>> Begin Exercise input

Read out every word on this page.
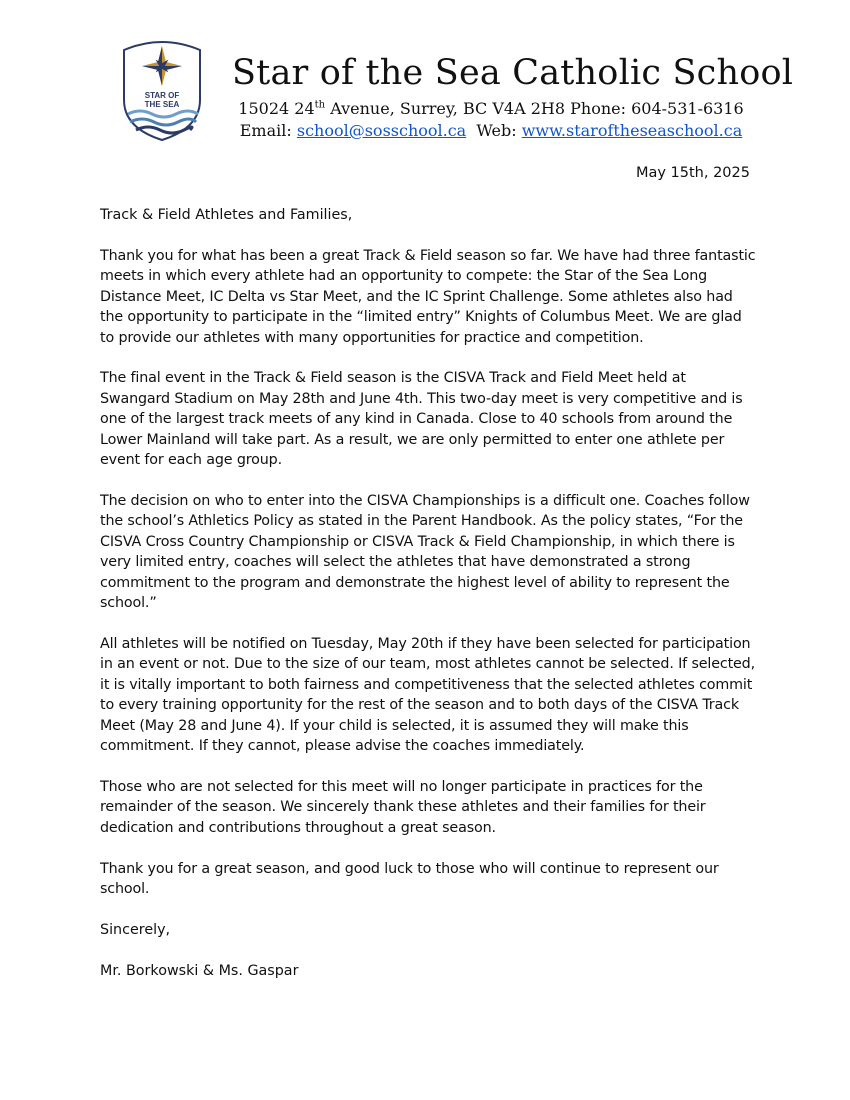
STAR OF
THE SEA
Star of the Sea Catholic School
15024 24th Avenue, Surrey, BC V4A 2H8 Phone: 604-531-6316
Email: school@sosschool.ca Web: www.staroftheseaschool.ca
May 15th, 2025

Track & Field Athletes and Families,

Thank you for what has been a great Track & Field season so far. We have had three fantastic meets in which every athlete had an opportunity to compete: the Star of the Sea Long Distance Meet, IC Delta vs Star Meet, and the IC Sprint Challenge. Some athletes also had the opportunity to participate in the “limited entry” Knights of Columbus Meet. We are glad to provide our athletes with many opportunities for practice and competition.

The final event in the Track & Field season is the CISVA Track and Field Meet held at Swangard Stadium on May 28th and June 4th. This two-day meet is very competitive and is one of the largest track meets of any kind in Canada. Close to 40 schools from around the Lower Mainland will take part. As a result, we are only permitted to enter one athlete per event for each age group.

The decision on who to enter into the CISVA Championships is a difficult one. Coaches follow the school’s Athletics Policy as stated in the Parent Handbook. As the policy states, “For the CISVA Cross Country Championship or CISVA Track & Field Championship, in which there is very limited entry, coaches will select the athletes that have demonstrated a strong commitment to the program and demonstrate the highest level of ability to represent the school.”

All athletes will be notified on Tuesday, May 20th if they have been selected for participation in an event or not. Due to the size of our team, most athletes cannot be selected. If selected, it is vitally important to both fairness and competitiveness that the selected athletes commit to every training opportunity for the rest of the season and to both days of the CISVA Track Meet (May 28 and June 4). If your child is selected, it is assumed they will make this commitment. If they cannot, please advise the coaches immediately.

Those who are not selected for this meet will no longer participate in practices for the remainder of the season. We sincerely thank these athletes and their families for their dedication and contributions throughout a great season.

Thank you for a great season, and good luck to those who will continue to represent our school.

Sincerely,

Mr. Borkowski & Ms. Gaspar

>> End Exercise input

● Problem to work on:
Without the pictures, restate each entry exactly.

● Exercise response:
Read out every word on this page.
STAR OF
THE SEA
Star of the Sea Catholic School
15024 24th Avenue, Surrey, BC V4A 2H8 Phone: 604-531-6316
Email: school@sosschool.ca Web: www.staroftheseaschool.ca
May 15th, 2025

Track & Field Athletes and Families,

Thank you for what has been a great Track & Field season so far. We have had three fantastic meets in which every athlete had an opportunity to compete: the Star of the Sea Long Distance Meet, IC Delta vs Star Meet, and the IC Sprint Challenge. Some athletes also had the opportunity to participate in the “limited entry” Knights of Columbus Meet. We are glad to provide our athletes with many opportunities for practice and competition.

The final event in the Track & Field season is the CISVA Track and Field Meet held at Swangard Stadium on May 28th and June 4th. This two-day meet is very competitive and is one of the largest track meets of any kind in Canada. Close to 40 schools from around the Lower Mainland will take part. As a result, we are only permitted to enter one athlete per event for each age group.

The decision on who to enter into the CISVA Championships is a difficult one. Coaches follow the school’s Athletics Policy as stated in the Parent Handbook. As the policy states, “For the CISVA Cross Country Championship or CISVA Track & Field Championship, in which there is very limited entry, coaches will select the athletes that have demonstrated a strong commitment to the program and demonstrate the highest level of ability to represent the school.”

All athletes will be notified on Tuesday, May 20th if they have been selected for participation in an event or not. Due to the size of our team, most athletes cannot be selected. If selected, it is vitally important to both fairness and competitiveness that the selected athletes commit to every training opportunity for the rest of the season and to both days of the CISVA Track Meet (May 28 and June 4). If your child is selected, it is assumed they will make this commitment. If they cannot, please advise the coaches immediately.

Those who are not selected for this meet will no longer participate in practices for the remainder of the season. We sincerely thank these athletes and their families for their dedication and contributions throughout a great season.

Thank you for a great season, and good luck to those who will continue to represent our school.

Sincerely,

Mr. Borkowski & Ms. Gaspar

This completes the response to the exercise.